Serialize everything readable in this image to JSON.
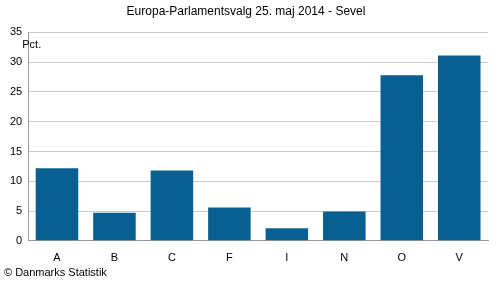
{
  "chart_data": {
    "type": "bar",
    "title": "Europa-Parlamentsvalg 25. maj 2014 - Sevel",
    "ylabel": "Pct.",
    "annotations": [
      "© Danmarks Statistik"
    ],
    "categories": [
      "A",
      "B",
      "C",
      "F",
      "I",
      "N",
      "O",
      "V"
    ],
    "values": [
      12.2,
      4.7,
      11.8,
      5.6,
      2.1,
      4.9,
      27.8,
      31.1
    ],
    "color": "#0a5f91",
    "ylim": [
      0,
      35
    ],
    "yticks": [
      0,
      5,
      10,
      15,
      20,
      25,
      30,
      35
    ],
    "grid": true
  }
}
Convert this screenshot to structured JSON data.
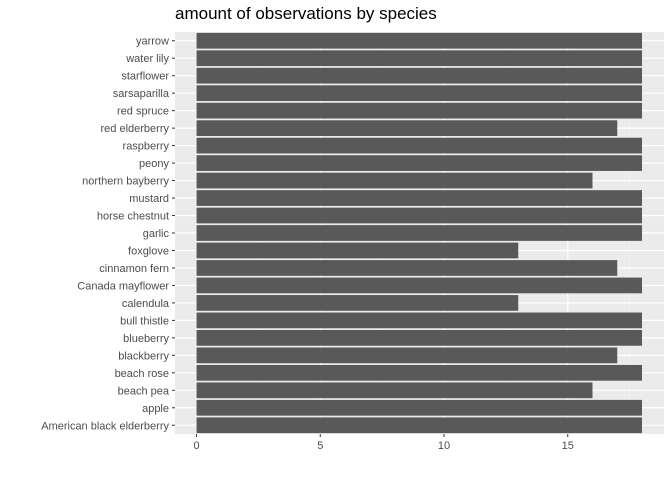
{
  "chart_data": {
    "type": "bar",
    "orientation": "horizontal",
    "title": "amount of observations by species",
    "xlabel": "",
    "ylabel": "",
    "xlim": [
      0,
      18.9
    ],
    "xticks": [
      0,
      5,
      10,
      15
    ],
    "grid": true,
    "legend": "none",
    "bar_color": "#595959",
    "panel_color": "#ebebeb",
    "categories": [
      "yarrow",
      "water lily",
      "starflower",
      "sarsaparilla",
      "red spruce",
      "red elderberry",
      "raspberry",
      "peony",
      "northern bayberry",
      "mustard",
      "horse chestnut",
      "garlic",
      "foxglove",
      "cinnamon fern",
      "Canada mayflower",
      "calendula",
      "bull thistle",
      "blueberry",
      "blackberry",
      "beach rose",
      "beach pea",
      "apple",
      "American black elderberry"
    ],
    "values": [
      18,
      18,
      18,
      18,
      18,
      17,
      18,
      18,
      16,
      18,
      18,
      18,
      13,
      17,
      18,
      13,
      18,
      18,
      17,
      18,
      16,
      18,
      18
    ]
  }
}
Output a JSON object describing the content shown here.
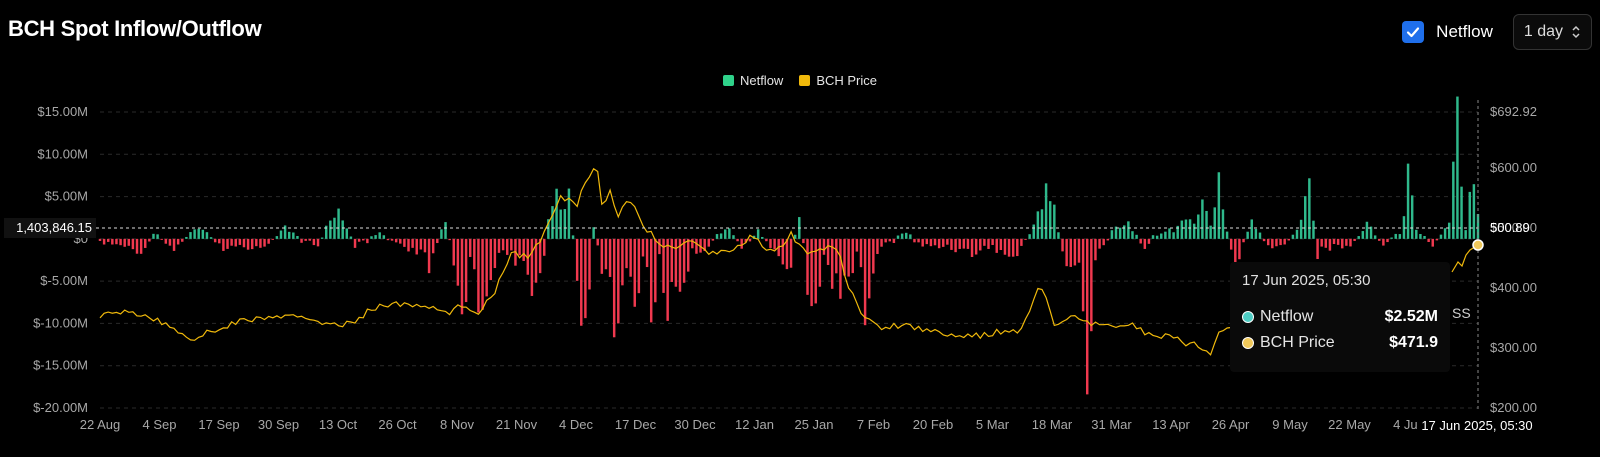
{
  "header": {
    "title": "BCH Spot Inflow/Outflow"
  },
  "controls": {
    "netflow_label": "Netflow",
    "interval": "1 day"
  },
  "legend": [
    {
      "label": "Netflow",
      "color": "#2fd28a"
    },
    {
      "label": "BCH Price",
      "color": "#f0b90b"
    }
  ],
  "crosshair": {
    "left_value": "1,403,846.15",
    "right_value": "500.89",
    "x_label": "17 Jun 2025, 05:30"
  },
  "tooltip": {
    "date": "17 Jun 2025, 05:30",
    "rows": [
      {
        "name": "Netflow",
        "value": "$2.52M"
      },
      {
        "name": "BCH Price",
        "value": "$471.9"
      }
    ],
    "partial_text": "SS"
  },
  "colors": {
    "positive": "#2fb98c",
    "negative": "#f0394f",
    "price": "#f0b90b",
    "background": "#000000",
    "tooltip_dot_netflow": "#4ecdc4"
  },
  "chart_data": {
    "type": "bar",
    "title": "BCH Spot Inflow/Outflow",
    "y_left_ticks": [
      "$15.00M",
      "$10.00M",
      "$5.00M",
      "$0",
      "$-5.00M",
      "$-10.00M",
      "$-15.00M",
      "$-20.00M"
    ],
    "y_left_range": [
      -20,
      15
    ],
    "y_right_ticks": [
      "$692.92",
      "$600.00",
      "$500.00",
      "$400.00",
      "$300.00",
      "$200.00"
    ],
    "y_right_range": [
      200,
      692.92
    ],
    "x_tick_labels": [
      "22 Aug",
      "4 Sep",
      "17 Sep",
      "30 Sep",
      "13 Oct",
      "26 Oct",
      "8 Nov",
      "21 Nov",
      "4 Dec",
      "17 Dec",
      "30 Dec",
      "12 Jan",
      "25 Jan",
      "7 Feb",
      "20 Feb",
      "5 Mar",
      "18 Mar",
      "31 Mar",
      "13 Apr",
      "26 Apr",
      "9 May",
      "22 May",
      "4 Jun"
    ],
    "start_date": "22 Aug",
    "end_date": "17 Jun",
    "series": [
      {
        "name": "Netflow",
        "unit": "$M",
        "anchors": [
          [
            0,
            -0.5
          ],
          [
            6,
            -1
          ],
          [
            9,
            -2
          ],
          [
            14,
            0.5
          ],
          [
            18,
            -1.5
          ],
          [
            24,
            2
          ],
          [
            30,
            -1.2
          ],
          [
            40,
            -1
          ],
          [
            45,
            1.5
          ],
          [
            53,
            -1
          ],
          [
            58,
            5
          ],
          [
            62,
            -1
          ],
          [
            68,
            1
          ],
          [
            74,
            -1.5
          ],
          [
            78,
            -2
          ],
          [
            80,
            -4
          ],
          [
            84,
            3.5
          ],
          [
            88,
            -11
          ],
          [
            90,
            -2
          ],
          [
            92,
            -10
          ],
          [
            96,
            -3
          ],
          [
            100,
            -2
          ],
          [
            104,
            -5
          ],
          [
            106,
            -7
          ],
          [
            108,
            -2
          ],
          [
            110,
            6
          ],
          [
            114,
            7
          ],
          [
            116,
            -6
          ],
          [
            118,
            -12
          ],
          [
            120,
            2
          ],
          [
            124,
            -9
          ],
          [
            126,
            -14
          ],
          [
            128,
            -3
          ],
          [
            130,
            -10
          ],
          [
            132,
            -2
          ],
          [
            134,
            -11
          ],
          [
            136,
            -3
          ],
          [
            138,
            -9
          ],
          [
            142,
            -5
          ],
          [
            144,
            -2
          ],
          [
            148,
            -1
          ],
          [
            152,
            2
          ],
          [
            156,
            -1
          ],
          [
            160,
            1
          ],
          [
            164,
            -2
          ],
          [
            168,
            -4
          ],
          [
            170,
            5
          ],
          [
            172,
            -6
          ],
          [
            174,
            -9
          ],
          [
            176,
            -3
          ],
          [
            178,
            -5
          ],
          [
            180,
            -6
          ],
          [
            184,
            -3
          ],
          [
            186,
            -9
          ],
          [
            190,
            -1
          ],
          [
            196,
            1
          ],
          [
            200,
            -1
          ],
          [
            206,
            -1
          ],
          [
            212,
            -2
          ],
          [
            216,
            -1
          ],
          [
            220,
            -2
          ],
          [
            222,
            -3
          ],
          [
            226,
            1
          ],
          [
            228,
            3
          ],
          [
            230,
            6
          ],
          [
            232,
            4
          ],
          [
            234,
            -2
          ],
          [
            236,
            -5
          ],
          [
            238,
            -3
          ],
          [
            240,
            -19
          ],
          [
            242,
            -3
          ],
          [
            246,
            1
          ],
          [
            250,
            2
          ],
          [
            254,
            -1
          ],
          [
            258,
            1
          ],
          [
            264,
            2
          ],
          [
            268,
            5
          ],
          [
            270,
            2
          ],
          [
            272,
            9
          ],
          [
            274,
            1
          ],
          [
            276,
            -4
          ],
          [
            280,
            3
          ],
          [
            284,
            -1
          ],
          [
            288,
            -1
          ],
          [
            292,
            2
          ],
          [
            294,
            8
          ],
          [
            296,
            -2
          ],
          [
            300,
            -1
          ],
          [
            304,
            -1
          ],
          [
            308,
            2
          ],
          [
            312,
            -1
          ],
          [
            316,
            1
          ],
          [
            318,
            8
          ],
          [
            320,
            1
          ],
          [
            324,
            -1
          ],
          [
            328,
            2
          ],
          [
            330,
            15
          ],
          [
            332,
            1
          ],
          [
            334,
            9
          ],
          [
            335,
            2.52
          ]
        ]
      },
      {
        "name": "BCH Price",
        "unit": "$",
        "anchors": [
          [
            0,
            355
          ],
          [
            8,
            360
          ],
          [
            16,
            340
          ],
          [
            22,
            315
          ],
          [
            28,
            330
          ],
          [
            34,
            345
          ],
          [
            40,
            350
          ],
          [
            46,
            352
          ],
          [
            52,
            348
          ],
          [
            58,
            335
          ],
          [
            62,
            345
          ],
          [
            66,
            365
          ],
          [
            70,
            373
          ],
          [
            74,
            372
          ],
          [
            80,
            368
          ],
          [
            84,
            357
          ],
          [
            88,
            370
          ],
          [
            92,
            360
          ],
          [
            96,
            395
          ],
          [
            100,
            460
          ],
          [
            104,
            450
          ],
          [
            108,
            490
          ],
          [
            112,
            550
          ],
          [
            116,
            540
          ],
          [
            118,
            580
          ],
          [
            120,
            600
          ],
          [
            121,
            590
          ],
          [
            122,
            540
          ],
          [
            124,
            560
          ],
          [
            126,
            520
          ],
          [
            128,
            545
          ],
          [
            130,
            540
          ],
          [
            132,
            500
          ],
          [
            134,
            490
          ],
          [
            136,
            470
          ],
          [
            140,
            468
          ],
          [
            144,
            480
          ],
          [
            148,
            455
          ],
          [
            152,
            460
          ],
          [
            156,
            470
          ],
          [
            158,
            490
          ],
          [
            160,
            480
          ],
          [
            162,
            460
          ],
          [
            166,
            465
          ],
          [
            168,
            490
          ],
          [
            170,
            470
          ],
          [
            172,
            460
          ],
          [
            176,
            465
          ],
          [
            178,
            470
          ],
          [
            180,
            450
          ],
          [
            182,
            400
          ],
          [
            186,
            350
          ],
          [
            190,
            333
          ],
          [
            196,
            340
          ],
          [
            200,
            330
          ],
          [
            204,
            328
          ],
          [
            210,
            318
          ],
          [
            216,
            322
          ],
          [
            220,
            330
          ],
          [
            224,
            329
          ],
          [
            228,
            400
          ],
          [
            230,
            386
          ],
          [
            232,
            338
          ],
          [
            236,
            352
          ],
          [
            240,
            340
          ],
          [
            246,
            335
          ],
          [
            250,
            342
          ],
          [
            256,
            318
          ],
          [
            260,
            320
          ],
          [
            264,
            308
          ],
          [
            266,
            314
          ],
          [
            268,
            293
          ],
          [
            270,
            290
          ],
          [
            272,
            322
          ],
          [
            276,
            340
          ],
          [
            278,
            346
          ],
          [
            282,
            349
          ],
          [
            286,
            350
          ],
          [
            290,
            345
          ],
          [
            292,
            360
          ]
        ]
      }
    ],
    "n_days": 336
  }
}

━━━━━━━━━━━━━━━━

Goal of the exercise:
Copy out every line from the data above that has "Inflow" in it.

Answer:
    "title": "BCH Spot Inflow/Outflow"
    "title": "BCH Spot Inflow/Outflow",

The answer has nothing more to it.